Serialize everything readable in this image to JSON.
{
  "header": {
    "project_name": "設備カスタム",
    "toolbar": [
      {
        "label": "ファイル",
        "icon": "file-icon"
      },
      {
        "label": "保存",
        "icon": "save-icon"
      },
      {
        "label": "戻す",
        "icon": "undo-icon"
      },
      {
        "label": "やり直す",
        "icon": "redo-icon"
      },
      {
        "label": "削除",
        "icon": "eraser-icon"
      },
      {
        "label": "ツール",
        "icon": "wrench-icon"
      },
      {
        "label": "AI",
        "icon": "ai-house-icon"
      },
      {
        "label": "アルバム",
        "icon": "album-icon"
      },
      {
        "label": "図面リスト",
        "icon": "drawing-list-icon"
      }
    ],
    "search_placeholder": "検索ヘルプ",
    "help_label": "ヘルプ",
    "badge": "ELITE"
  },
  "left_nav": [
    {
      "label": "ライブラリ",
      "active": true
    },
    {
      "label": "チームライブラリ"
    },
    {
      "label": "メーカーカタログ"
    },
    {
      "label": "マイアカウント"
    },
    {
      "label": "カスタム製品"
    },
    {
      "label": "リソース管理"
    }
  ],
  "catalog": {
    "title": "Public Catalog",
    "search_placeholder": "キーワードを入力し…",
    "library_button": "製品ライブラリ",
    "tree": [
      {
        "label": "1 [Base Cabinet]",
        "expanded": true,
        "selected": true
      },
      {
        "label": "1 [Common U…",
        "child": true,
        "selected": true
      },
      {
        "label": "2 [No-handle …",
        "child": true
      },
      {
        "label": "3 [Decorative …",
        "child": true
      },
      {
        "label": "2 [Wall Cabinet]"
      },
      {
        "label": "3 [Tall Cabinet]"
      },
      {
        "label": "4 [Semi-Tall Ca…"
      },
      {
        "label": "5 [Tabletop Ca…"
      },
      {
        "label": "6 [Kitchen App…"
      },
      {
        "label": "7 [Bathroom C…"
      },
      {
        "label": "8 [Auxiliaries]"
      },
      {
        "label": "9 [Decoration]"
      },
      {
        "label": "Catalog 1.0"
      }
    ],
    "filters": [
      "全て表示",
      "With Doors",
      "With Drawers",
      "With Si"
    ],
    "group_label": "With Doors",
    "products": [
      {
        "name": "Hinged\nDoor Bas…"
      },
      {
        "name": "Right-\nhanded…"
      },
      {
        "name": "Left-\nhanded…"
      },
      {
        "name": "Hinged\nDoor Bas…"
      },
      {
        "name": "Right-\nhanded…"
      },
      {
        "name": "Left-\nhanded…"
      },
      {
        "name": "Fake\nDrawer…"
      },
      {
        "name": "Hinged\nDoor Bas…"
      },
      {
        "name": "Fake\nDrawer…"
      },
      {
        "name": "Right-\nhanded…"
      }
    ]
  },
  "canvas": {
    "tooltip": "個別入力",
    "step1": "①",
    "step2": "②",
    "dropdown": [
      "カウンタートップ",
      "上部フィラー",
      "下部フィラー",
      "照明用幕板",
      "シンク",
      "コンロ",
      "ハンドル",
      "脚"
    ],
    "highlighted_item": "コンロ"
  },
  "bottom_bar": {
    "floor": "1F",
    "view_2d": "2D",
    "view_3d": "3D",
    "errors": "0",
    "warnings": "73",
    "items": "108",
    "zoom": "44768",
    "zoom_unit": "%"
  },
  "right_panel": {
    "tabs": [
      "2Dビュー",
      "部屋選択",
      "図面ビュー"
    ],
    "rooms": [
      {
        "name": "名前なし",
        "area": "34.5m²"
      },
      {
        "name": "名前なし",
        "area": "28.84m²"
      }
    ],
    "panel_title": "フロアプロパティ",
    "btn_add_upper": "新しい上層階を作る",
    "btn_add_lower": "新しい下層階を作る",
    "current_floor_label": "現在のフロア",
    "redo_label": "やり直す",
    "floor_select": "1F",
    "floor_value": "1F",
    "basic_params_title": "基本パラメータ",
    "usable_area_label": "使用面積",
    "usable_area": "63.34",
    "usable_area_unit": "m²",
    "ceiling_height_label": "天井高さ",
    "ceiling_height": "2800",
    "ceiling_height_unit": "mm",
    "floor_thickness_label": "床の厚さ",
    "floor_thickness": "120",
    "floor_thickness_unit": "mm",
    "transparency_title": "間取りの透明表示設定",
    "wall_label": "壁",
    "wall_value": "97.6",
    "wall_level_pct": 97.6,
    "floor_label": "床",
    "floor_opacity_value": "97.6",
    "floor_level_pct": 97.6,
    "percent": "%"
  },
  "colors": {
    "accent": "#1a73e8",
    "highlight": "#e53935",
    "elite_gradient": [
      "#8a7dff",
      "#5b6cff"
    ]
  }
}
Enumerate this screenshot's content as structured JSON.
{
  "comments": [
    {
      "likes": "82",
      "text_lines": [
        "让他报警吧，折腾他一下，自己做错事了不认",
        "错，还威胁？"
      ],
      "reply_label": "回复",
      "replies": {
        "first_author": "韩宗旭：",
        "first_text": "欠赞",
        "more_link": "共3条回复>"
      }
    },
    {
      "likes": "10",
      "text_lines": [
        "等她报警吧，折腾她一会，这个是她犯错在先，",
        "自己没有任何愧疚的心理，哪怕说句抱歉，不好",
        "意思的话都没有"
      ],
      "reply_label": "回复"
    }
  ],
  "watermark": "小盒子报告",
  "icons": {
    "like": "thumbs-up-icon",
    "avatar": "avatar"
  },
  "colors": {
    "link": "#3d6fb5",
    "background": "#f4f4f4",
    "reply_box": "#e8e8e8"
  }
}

→ TASK:
The records above are to be copied in full, exactly as written.

→ EXPECTED ANSWER:
Serialize everything readable in this image to JSON.
{
  "header": {
    "project_name": "設備カスタム",
    "toolbar": [
      {
        "label": "ファイル",
        "icon": "file-icon"
      },
      {
        "label": "保存",
        "icon": "save-icon"
      },
      {
        "label": "戻す",
        "icon": "undo-icon"
      },
      {
        "label": "やり直す",
        "icon": "redo-icon"
      },
      {
        "label": "削除",
        "icon": "eraser-icon"
      },
      {
        "label": "ツール",
        "icon": "wrench-icon"
      },
      {
        "label": "AI",
        "icon": "ai-house-icon"
      },
      {
        "label": "アルバム",
        "icon": "album-icon"
      },
      {
        "label": "図面リスト",
        "icon": "drawing-list-icon"
      }
    ],
    "search_placeholder": "検索ヘルプ",
    "help_label": "ヘルプ",
    "badge": "ELITE"
  },
  "left_nav": [
    {
      "label": "ライブラリ",
      "active": true
    },
    {
      "label": "チームライブラリ"
    },
    {
      "label": "メーカーカタログ"
    },
    {
      "label": "マイアカウント"
    },
    {
      "label": "カスタム製品"
    },
    {
      "label": "リソース管理"
    }
  ],
  "catalog": {
    "title": "Public Catalog",
    "search_placeholder": "キーワードを入力し…",
    "library_button": "製品ライブラリ",
    "tree": [
      {
        "label": "1 [Base Cabinet]",
        "expanded": true,
        "selected": true
      },
      {
        "label": "1 [Common U…",
        "child": true,
        "selected": true
      },
      {
        "label": "2 [No-handle …",
        "child": true
      },
      {
        "label": "3 [Decorative …",
        "child": true
      },
      {
        "label": "2 [Wall Cabinet]"
      },
      {
        "label": "3 [Tall Cabinet]"
      },
      {
        "label": "4 [Semi-Tall Ca…"
      },
      {
        "label": "5 [Tabletop Ca…"
      },
      {
        "label": "6 [Kitchen App…"
      },
      {
        "label": "7 [Bathroom C…"
      },
      {
        "label": "8 [Auxiliaries]"
      },
      {
        "label": "9 [Decoration]"
      },
      {
        "label": "Catalog 1.0"
      }
    ],
    "filters": [
      "全て表示",
      "With Doors",
      "With Drawers",
      "With Si"
    ],
    "group_label": "With Doors",
    "products": [
      {
        "name": "Hinged\nDoor Bas…"
      },
      {
        "name": "Right-\nhanded…"
      },
      {
        "name": "Left-\nhanded…"
      },
      {
        "name": "Hinged\nDoor Bas…"
      },
      {
        "name": "Right-\nhanded…"
      },
      {
        "name": "Left-\nhanded…"
      },
      {
        "name": "Fake\nDrawer…"
      },
      {
        "name": "Hinged\nDoor Bas…"
      },
      {
        "name": "Fake\nDrawer…"
      },
      {
        "name": "Right-\nhanded…"
      }
    ]
  },
  "canvas": {
    "tooltip": "個別入力",
    "step1": "①",
    "step2": "②",
    "dropdown": [
      "カウンタートップ",
      "上部フィラー",
      "下部フィラー",
      "照明用幕板",
      "シンク",
      "コンロ",
      "ハンドル",
      "脚"
    ],
    "highlighted_item": "コンロ"
  },
  "bottom_bar": {
    "floor": "1F",
    "view_2d": "2D",
    "view_3d": "3D",
    "errors": "0",
    "warnings": "73",
    "items": "108",
    "zoom": "44768",
    "zoom_unit": "%"
  },
  "right_panel": {
    "tabs": [
      "2Dビュー",
      "部屋選択",
      "図面ビュー"
    ],
    "rooms": [
      {
        "name": "名前なし",
        "area": "34.5m²"
      },
      {
        "name": "名前なし",
        "area": "28.84m²"
      }
    ],
    "panel_title": "フロアプロパティ",
    "btn_add_upper": "新しい上層階を作る",
    "btn_add_lower": "新しい下層階を作る",
    "current_floor_label": "現在のフロア",
    "redo_label": "やり直す",
    "floor_select": "1F",
    "floor_value": "1F",
    "basic_params_title": "基本パラメータ",
    "usable_area_label": "使用面積",
    "usable_area": "63.34",
    "usable_area_unit": "m²",
    "ceiling_height_label": "天井高さ",
    "ceiling_height": "2800",
    "ceiling_height_unit": "mm",
    "floor_thickness_label": "床の厚さ",
    "floor_thickness": "120",
    "floor_thickness_unit": "mm",
    "transparency_title": "間取りの透明表示設定",
    "wall_label": "壁",
    "wall_value": "97.6",
    "wall_level_pct": 97.6,
    "floor_label": "床",
    "floor_opacity_value": "97.6",
    "floor_level_pct": 97.6,
    "percent": "%"
  },
  "colors": {
    "accent": "#1a73e8",
    "highlight": "#e53935",
    "elite_gradient": [
      "#8a7dff",
      "#5b6cff"
    ]
  }
}
Enumerate this screenshot's content as structured JSON.
{
  "comments": [
    {
      "likes": "82",
      "text_lines": [
        "让他报警吧，折腾他一下，自己做错事了不认",
        "错，还威胁？"
      ],
      "reply_label": "回复",
      "replies": {
        "first_author": "韩宗旭：",
        "first_text": "欠赞",
        "more_link": "共3条回复>"
      }
    },
    {
      "likes": "10",
      "text_lines": [
        "等她报警吧，折腾她一会，这个是她犯错在先，",
        "自己没有任何愧疚的心理，哪怕说句抱歉，不好",
        "意思的话都没有"
      ],
      "reply_label": "回复"
    }
  ],
  "watermark": "小盒子报告",
  "icons": {
    "like": "thumbs-up-icon",
    "avatar": "avatar"
  },
  "colors": {
    "link": "#3d6fb5",
    "background": "#f4f4f4",
    "reply_box": "#e8e8e8"
  }
}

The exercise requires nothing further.